Short problem a: Say whether each statement agrees with the forum thread, answering yes or no and quoting the deciding words: (i) foztex already owns three watches with the same case; (ii) foztex considers the watch cheap for a 214; (iii) JonW describes the watch as being in poor condition.

Text extract:
════

# Interesting If Genuine



## mach 0.0013137 (Jan 10, 2005)

item 230116718093


----------



## foztex (Nov 6, 2005)

Hot damn,

you're not wrong there Mac, if its pucka its super cool. If it aint its still a hidden spaceview, dial I've never seen before (and lovely to boot), black index (also not seen). Flip it's really nice.

Andy


----------



## PhilM (Nov 5, 2004)

That's a very clean example







will you be bidding on it Andy


----------



## foztex (Nov 6, 2005)

PhilM said:


> That's a very clean example
> 
> 
> 
> ...


Well I am tempted but funds and imminent building work forbid and I've already 3 with the same case(which is IMHO the nicest and biggest 'normal' 214 case).

At the end of the day its very cool but still a bit pricey for a 214.

Are there any issued watch experts out there who could cast any light on the markings, theres not enough numbers to my ignorant eye. The serial and M3 bit is standard bulova, leaving only the H.S. and crowsfoot. What's HS, apart from Hidden Spaceview 

Andy


----------



## JonW (Mar 23, 2005)

Very nice indeed. and if the story checks out then it would have perhaps been worth its ending price. imho it was a good condition HSV and the military connection was half the price.


----------

════

Short problem b: Rename "svg-text" to "text-label" in the rows below, everything from the start of the rows down to the row containing "- svg-text:11.7%: 11.7%: [489, 140, 522, 154]", both included, and change nothing else. Return only those rows.

Input rows:
════

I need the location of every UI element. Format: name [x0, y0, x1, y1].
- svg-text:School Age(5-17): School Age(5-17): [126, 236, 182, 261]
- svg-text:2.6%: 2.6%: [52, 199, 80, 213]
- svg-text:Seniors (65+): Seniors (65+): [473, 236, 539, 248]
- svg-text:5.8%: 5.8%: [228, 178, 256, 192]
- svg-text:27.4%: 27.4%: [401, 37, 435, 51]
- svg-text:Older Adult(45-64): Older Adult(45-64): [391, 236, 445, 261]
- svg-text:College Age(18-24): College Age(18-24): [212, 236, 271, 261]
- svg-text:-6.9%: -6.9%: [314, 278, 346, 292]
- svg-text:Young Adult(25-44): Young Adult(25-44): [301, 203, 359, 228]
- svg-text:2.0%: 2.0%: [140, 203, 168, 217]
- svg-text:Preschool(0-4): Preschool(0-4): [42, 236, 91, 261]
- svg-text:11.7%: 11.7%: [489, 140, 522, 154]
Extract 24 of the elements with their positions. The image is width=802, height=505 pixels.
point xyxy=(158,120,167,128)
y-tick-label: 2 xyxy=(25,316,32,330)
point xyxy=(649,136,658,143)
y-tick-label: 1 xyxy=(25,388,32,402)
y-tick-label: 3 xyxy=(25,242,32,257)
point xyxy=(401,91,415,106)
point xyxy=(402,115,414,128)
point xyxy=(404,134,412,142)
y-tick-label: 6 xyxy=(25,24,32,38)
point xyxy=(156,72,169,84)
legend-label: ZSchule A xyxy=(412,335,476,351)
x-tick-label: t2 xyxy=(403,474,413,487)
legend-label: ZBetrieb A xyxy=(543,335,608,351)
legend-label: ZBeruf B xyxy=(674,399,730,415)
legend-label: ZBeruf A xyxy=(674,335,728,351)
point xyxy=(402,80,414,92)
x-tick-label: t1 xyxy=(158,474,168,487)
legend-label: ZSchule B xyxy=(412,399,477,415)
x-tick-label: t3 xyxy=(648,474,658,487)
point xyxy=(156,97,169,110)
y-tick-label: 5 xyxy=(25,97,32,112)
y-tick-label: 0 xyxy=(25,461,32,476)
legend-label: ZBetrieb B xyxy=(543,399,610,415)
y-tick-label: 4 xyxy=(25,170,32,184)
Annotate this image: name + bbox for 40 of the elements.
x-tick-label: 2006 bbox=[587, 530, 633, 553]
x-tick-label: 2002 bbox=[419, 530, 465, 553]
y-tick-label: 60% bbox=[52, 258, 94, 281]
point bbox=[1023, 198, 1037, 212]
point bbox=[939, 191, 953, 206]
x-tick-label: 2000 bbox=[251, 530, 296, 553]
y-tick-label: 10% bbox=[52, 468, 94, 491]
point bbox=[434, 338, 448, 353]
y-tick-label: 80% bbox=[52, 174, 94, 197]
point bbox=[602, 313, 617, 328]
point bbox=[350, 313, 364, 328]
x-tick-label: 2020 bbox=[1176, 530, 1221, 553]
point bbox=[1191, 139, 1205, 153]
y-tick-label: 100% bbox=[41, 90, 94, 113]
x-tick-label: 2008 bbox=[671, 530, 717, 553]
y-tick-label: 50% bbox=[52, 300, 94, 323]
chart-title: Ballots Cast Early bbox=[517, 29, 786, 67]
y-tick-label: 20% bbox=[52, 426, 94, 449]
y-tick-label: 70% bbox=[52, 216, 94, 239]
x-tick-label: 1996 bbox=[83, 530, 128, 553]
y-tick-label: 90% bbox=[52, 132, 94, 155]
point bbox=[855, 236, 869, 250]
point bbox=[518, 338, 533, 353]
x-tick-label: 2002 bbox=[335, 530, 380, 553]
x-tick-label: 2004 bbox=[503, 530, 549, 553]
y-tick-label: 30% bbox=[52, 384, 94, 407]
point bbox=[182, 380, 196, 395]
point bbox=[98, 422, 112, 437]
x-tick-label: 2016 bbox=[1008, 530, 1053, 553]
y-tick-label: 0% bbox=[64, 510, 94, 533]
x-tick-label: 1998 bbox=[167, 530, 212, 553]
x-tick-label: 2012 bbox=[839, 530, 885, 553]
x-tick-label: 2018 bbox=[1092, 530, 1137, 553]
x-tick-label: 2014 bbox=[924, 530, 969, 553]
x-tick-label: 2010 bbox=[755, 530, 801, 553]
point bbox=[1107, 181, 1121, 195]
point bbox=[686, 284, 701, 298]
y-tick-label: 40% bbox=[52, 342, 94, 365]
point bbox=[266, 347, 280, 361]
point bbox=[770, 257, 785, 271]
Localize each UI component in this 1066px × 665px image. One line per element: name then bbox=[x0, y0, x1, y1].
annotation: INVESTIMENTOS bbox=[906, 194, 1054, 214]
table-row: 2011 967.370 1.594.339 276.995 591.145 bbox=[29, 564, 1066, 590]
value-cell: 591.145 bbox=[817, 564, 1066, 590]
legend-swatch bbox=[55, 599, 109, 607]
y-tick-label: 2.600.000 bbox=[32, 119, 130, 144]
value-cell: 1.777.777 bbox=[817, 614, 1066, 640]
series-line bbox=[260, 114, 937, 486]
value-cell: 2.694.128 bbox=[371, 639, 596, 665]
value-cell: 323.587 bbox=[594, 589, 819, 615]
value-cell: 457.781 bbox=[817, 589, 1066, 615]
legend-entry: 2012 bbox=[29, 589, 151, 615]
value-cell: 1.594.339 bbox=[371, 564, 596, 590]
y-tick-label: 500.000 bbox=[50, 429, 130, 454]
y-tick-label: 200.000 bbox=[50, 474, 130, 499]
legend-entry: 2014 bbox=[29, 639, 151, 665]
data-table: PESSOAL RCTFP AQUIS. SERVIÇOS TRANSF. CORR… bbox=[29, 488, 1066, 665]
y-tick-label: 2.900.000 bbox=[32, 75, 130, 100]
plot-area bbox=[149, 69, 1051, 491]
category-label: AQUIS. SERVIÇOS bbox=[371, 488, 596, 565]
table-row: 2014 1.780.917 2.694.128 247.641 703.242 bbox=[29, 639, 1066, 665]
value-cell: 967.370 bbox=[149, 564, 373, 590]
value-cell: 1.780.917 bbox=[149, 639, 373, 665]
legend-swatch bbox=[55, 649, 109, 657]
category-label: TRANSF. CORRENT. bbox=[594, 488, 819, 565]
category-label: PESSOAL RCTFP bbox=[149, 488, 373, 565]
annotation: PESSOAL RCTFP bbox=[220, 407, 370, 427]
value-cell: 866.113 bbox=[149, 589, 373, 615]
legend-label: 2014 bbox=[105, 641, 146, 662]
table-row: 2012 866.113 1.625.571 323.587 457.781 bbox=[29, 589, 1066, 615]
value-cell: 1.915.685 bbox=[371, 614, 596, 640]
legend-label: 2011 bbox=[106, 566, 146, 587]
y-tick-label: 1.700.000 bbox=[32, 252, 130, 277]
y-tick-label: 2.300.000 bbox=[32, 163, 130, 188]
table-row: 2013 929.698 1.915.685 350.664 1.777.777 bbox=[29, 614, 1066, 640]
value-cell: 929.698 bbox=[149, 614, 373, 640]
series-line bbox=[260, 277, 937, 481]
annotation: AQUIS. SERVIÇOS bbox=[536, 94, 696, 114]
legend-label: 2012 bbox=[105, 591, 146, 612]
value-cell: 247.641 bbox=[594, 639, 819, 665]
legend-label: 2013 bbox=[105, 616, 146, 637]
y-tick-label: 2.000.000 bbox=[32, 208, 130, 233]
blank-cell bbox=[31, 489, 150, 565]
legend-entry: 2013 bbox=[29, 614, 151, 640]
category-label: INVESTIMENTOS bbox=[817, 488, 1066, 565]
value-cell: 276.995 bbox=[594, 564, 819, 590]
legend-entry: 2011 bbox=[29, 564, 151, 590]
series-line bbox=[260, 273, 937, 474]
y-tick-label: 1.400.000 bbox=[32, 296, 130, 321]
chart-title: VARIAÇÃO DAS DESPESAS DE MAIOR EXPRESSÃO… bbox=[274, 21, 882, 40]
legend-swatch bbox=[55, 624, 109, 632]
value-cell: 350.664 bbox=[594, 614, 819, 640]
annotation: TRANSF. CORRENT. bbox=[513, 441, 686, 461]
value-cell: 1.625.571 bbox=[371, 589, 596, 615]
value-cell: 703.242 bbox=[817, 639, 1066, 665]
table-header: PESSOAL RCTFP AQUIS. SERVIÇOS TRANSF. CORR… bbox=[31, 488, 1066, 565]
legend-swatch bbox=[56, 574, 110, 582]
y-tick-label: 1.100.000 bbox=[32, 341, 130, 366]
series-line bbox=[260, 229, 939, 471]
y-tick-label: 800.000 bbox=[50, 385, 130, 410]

════

Complete answer a:
(i) Yes: "I've already 3 with the same case"
(ii) No: "still a bit pricey for a 214"
(iii) No: "it was a good condition HSV"

Complete answer b:
I need the location of every UI element. Format: name [x0, y0, x1, y1].
- text-label:School Age(5-17): School Age(5-17): [126, 236, 182, 261]
- text-label:2.6%: 2.6%: [52, 199, 80, 213]
- text-label:Seniors (65+): Seniors (65+): [473, 236, 539, 248]
- text-label:5.8%: 5.8%: [228, 178, 256, 192]
- text-label:27.4%: 27.4%: [401, 37, 435, 51]
- text-label:Older Adult(45-64): Older Adult(45-64): [391, 236, 445, 261]
- text-label:College Age(18-24): College Age(18-24): [212, 236, 271, 261]
- text-label:-6.9%: -6.9%: [314, 278, 346, 292]
- text-label:Young Adult(25-44): Young Adult(25-44): [301, 203, 359, 228]
- text-label:2.0%: 2.0%: [140, 203, 168, 217]
- text-label:Preschool(0-4): Preschool(0-4): [42, 236, 91, 261]
- text-label:11.7%: 11.7%: [489, 140, 522, 154]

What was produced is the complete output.